■ Dataset records

┄┄┄┄┄┄┄┄┄┄┄┄┄┄┄┄┄┄┄┄

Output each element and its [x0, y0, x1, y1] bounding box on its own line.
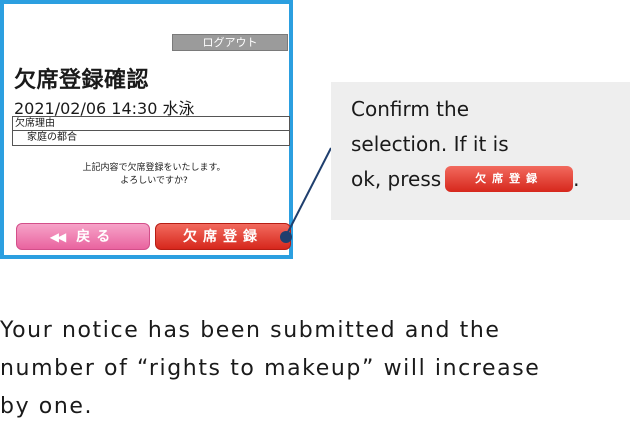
- callout-line1: Confirm the: [351, 97, 470, 121]
- callout-line3-prefix: ok, press: [351, 167, 442, 191]
- callout-line2: selection. If it is: [351, 132, 509, 156]
- footer-note: Your notice has been submitted and the n…: [0, 312, 630, 426]
- instruction-callout: Confirm the selection. If it is ok, pres…: [331, 82, 630, 220]
- callout-register-button-image: 欠席登録: [445, 165, 574, 192]
- footer-line2: number of “rights to makeup” will increa…: [0, 356, 541, 381]
- footer-line1: Your notice has been submitted and the: [0, 318, 501, 343]
- pointer-dot: [280, 231, 292, 243]
- callout-line3: ok, press 欠席登録.: [351, 162, 630, 197]
- pointer-line: [285, 147, 332, 237]
- footer-line3: by one.: [0, 394, 94, 419]
- callout-line3-suffix: .: [573, 167, 580, 191]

┄┄┄┄┄┄┄┄┄┄┄┄┄┄┄┄┄┄┄┄

■ The request
Retype all the entries above word for word, but leave out the pictures.

■ In response
Output each element and its [x0, y0, x1, y1] bounding box on its own line.
- callout-line1: Confirm the: [351, 97, 470, 121]
- callout-line3-prefix: ok, press: [351, 167, 442, 191]
- callout-line2: selection. If it is: [351, 132, 509, 156]
- footer-note: Your notice has been submitted and the n…: [0, 312, 630, 426]
- instruction-callout: Confirm the selection. If it is ok, pres…: [331, 82, 630, 220]
- callout-register-button-image: 欠席登録: [445, 165, 574, 192]
- footer-line2: number of “rights to makeup” will increa…: [0, 356, 541, 381]
- footer-line1: Your notice has been submitted and the: [0, 318, 501, 343]
- pointer-dot: [280, 231, 292, 243]
- callout-line3: ok, press 欠席登録.: [351, 162, 630, 197]
- pointer-line: [285, 147, 332, 237]
- footer-line3: by one.: [0, 394, 94, 419]
- callout-line3-suffix: .: [573, 167, 580, 191]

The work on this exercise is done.